_THE EXERCISE_:
All lines below must be repeated exactly, with the pictures omitted.

_SUPPLIED RECORDS_:
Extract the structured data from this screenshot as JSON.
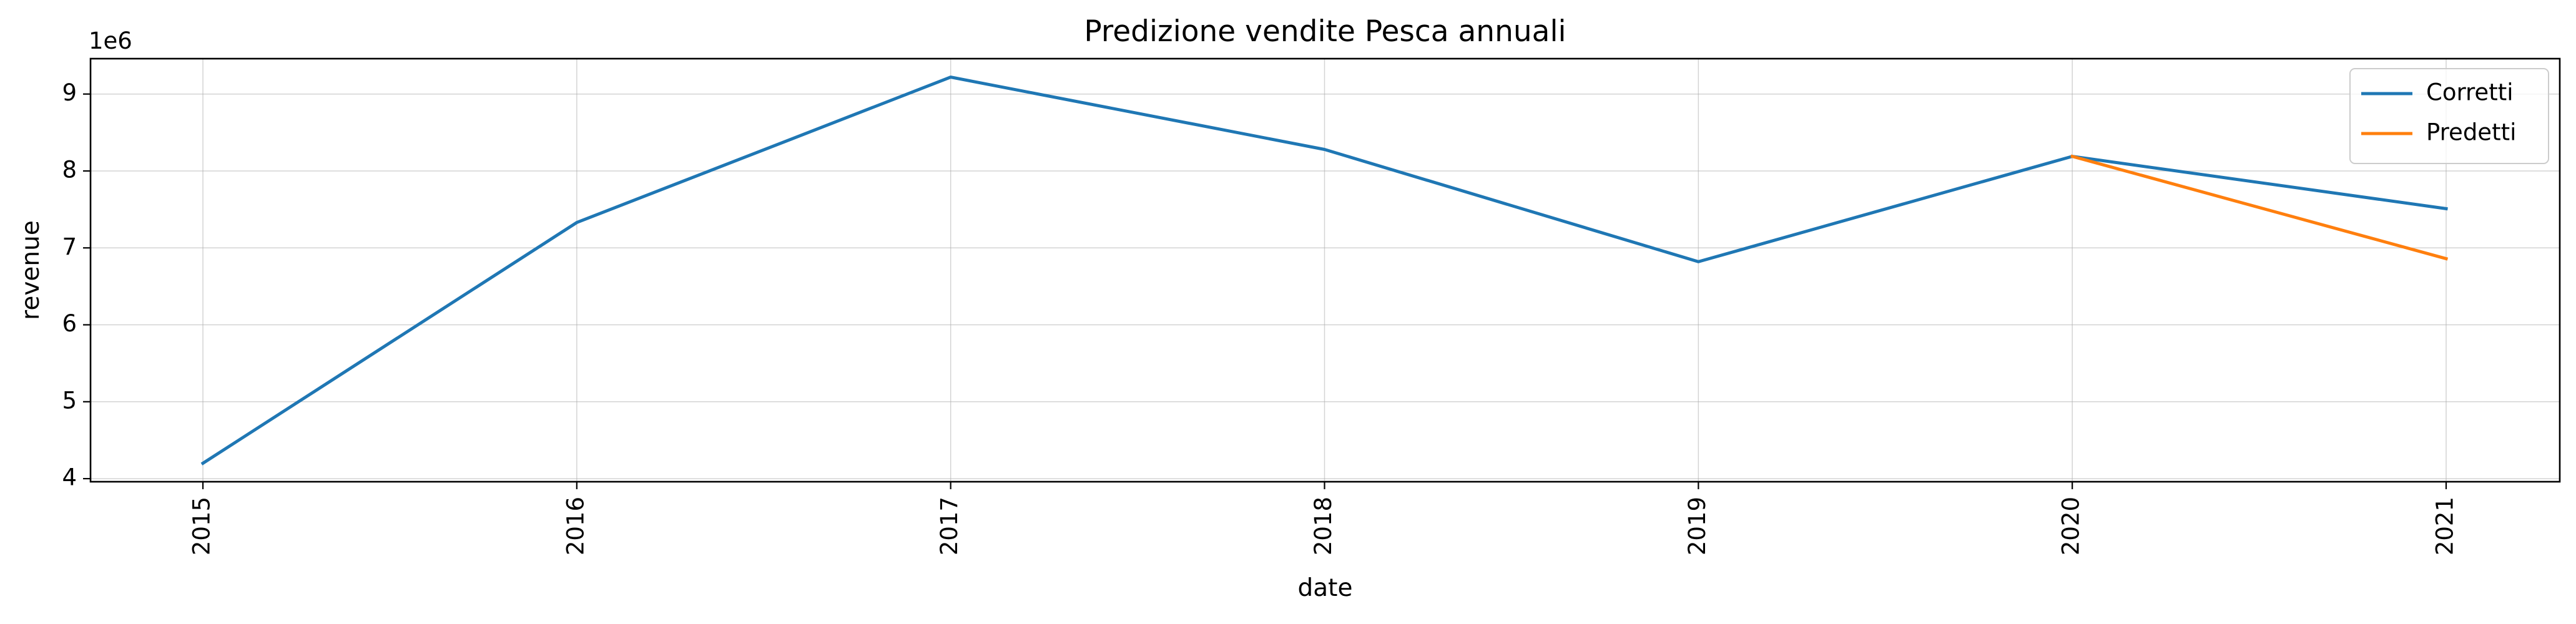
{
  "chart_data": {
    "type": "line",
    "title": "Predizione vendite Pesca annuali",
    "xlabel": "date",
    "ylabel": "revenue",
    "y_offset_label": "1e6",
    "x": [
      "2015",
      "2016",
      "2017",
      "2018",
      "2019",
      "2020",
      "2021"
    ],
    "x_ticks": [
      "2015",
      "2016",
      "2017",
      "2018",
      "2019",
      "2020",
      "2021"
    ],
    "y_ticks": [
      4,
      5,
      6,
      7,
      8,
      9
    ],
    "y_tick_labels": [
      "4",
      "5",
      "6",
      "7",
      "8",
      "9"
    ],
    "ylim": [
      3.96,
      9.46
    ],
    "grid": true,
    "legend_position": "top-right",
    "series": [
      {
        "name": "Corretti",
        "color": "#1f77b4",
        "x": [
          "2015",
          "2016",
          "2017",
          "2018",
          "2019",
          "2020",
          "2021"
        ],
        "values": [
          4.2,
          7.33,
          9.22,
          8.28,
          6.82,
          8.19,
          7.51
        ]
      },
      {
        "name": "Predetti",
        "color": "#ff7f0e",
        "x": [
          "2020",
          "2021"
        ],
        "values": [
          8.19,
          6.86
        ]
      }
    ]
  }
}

_PROBLEM SOLUTION_:
Extract the structured data from this screenshot as JSON.
{
  "chart_data": {
    "type": "line",
    "title": "Predizione vendite Pesca annuali",
    "xlabel": "date",
    "ylabel": "revenue",
    "y_offset_label": "1e6",
    "x": [
      "2015",
      "2016",
      "2017",
      "2018",
      "2019",
      "2020",
      "2021"
    ],
    "x_ticks": [
      "2015",
      "2016",
      "2017",
      "2018",
      "2019",
      "2020",
      "2021"
    ],
    "y_ticks": [
      4,
      5,
      6,
      7,
      8,
      9
    ],
    "y_tick_labels": [
      "4",
      "5",
      "6",
      "7",
      "8",
      "9"
    ],
    "ylim": [
      3.96,
      9.46
    ],
    "grid": true,
    "legend_position": "top-right",
    "series": [
      {
        "name": "Corretti",
        "color": "#1f77b4",
        "x": [
          "2015",
          "2016",
          "2017",
          "2018",
          "2019",
          "2020",
          "2021"
        ],
        "values": [
          4.2,
          7.33,
          9.22,
          8.28,
          6.82,
          8.19,
          7.51
        ]
      },
      {
        "name": "Predetti",
        "color": "#ff7f0e",
        "x": [
          "2020",
          "2021"
        ],
        "values": [
          8.19,
          6.86
        ]
      }
    ]
  }
}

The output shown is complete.